▶ [PROBLEM STATEMENT]: Extract every line of the material that holds the string "BENDING".

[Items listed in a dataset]
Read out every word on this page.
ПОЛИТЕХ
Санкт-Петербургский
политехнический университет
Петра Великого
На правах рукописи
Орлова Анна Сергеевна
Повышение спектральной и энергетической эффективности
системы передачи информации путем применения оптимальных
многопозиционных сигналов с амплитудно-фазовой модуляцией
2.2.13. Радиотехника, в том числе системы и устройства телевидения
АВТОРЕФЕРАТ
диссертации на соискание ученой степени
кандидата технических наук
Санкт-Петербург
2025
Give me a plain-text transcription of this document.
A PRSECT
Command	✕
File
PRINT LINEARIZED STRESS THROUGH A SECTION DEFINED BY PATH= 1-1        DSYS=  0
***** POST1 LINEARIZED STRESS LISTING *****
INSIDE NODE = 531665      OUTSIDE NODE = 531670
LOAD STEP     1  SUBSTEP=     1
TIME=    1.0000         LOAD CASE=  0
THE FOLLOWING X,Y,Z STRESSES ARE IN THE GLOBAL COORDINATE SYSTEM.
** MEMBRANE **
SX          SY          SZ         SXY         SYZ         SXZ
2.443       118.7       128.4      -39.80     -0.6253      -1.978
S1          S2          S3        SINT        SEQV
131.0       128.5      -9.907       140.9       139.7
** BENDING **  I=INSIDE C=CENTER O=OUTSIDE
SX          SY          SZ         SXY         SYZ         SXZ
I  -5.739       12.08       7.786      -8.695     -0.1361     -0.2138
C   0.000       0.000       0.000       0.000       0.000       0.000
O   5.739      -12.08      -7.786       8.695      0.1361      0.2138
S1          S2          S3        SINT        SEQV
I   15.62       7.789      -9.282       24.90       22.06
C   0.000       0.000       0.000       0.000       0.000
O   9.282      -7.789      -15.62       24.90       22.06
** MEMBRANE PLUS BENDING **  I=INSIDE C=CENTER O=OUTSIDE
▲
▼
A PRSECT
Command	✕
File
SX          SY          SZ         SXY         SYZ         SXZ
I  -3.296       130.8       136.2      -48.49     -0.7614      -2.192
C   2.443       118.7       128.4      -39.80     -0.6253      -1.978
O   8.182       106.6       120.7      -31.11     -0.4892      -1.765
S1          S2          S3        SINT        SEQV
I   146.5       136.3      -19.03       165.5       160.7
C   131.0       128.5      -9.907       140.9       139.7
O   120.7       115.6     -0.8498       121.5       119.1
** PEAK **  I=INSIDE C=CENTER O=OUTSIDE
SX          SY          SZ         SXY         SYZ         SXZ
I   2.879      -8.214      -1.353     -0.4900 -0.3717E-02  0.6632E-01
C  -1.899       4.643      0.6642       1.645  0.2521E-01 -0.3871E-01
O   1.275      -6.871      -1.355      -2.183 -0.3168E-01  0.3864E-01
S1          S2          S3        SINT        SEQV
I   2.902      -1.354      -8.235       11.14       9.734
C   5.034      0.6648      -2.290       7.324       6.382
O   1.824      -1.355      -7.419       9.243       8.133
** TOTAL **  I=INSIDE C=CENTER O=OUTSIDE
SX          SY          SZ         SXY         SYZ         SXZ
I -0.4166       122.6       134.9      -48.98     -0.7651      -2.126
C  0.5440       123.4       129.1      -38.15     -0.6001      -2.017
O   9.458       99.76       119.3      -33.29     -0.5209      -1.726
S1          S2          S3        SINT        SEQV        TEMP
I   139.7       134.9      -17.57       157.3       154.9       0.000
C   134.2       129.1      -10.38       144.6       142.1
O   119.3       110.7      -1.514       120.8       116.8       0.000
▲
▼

▶ [EXERCISE RESULT]:
** BENDING **  I=INSIDE C=CENTER O=OUTSIDE
** MEMBRANE PLUS BENDING **  I=INSIDE C=CENTER O=OUTSIDE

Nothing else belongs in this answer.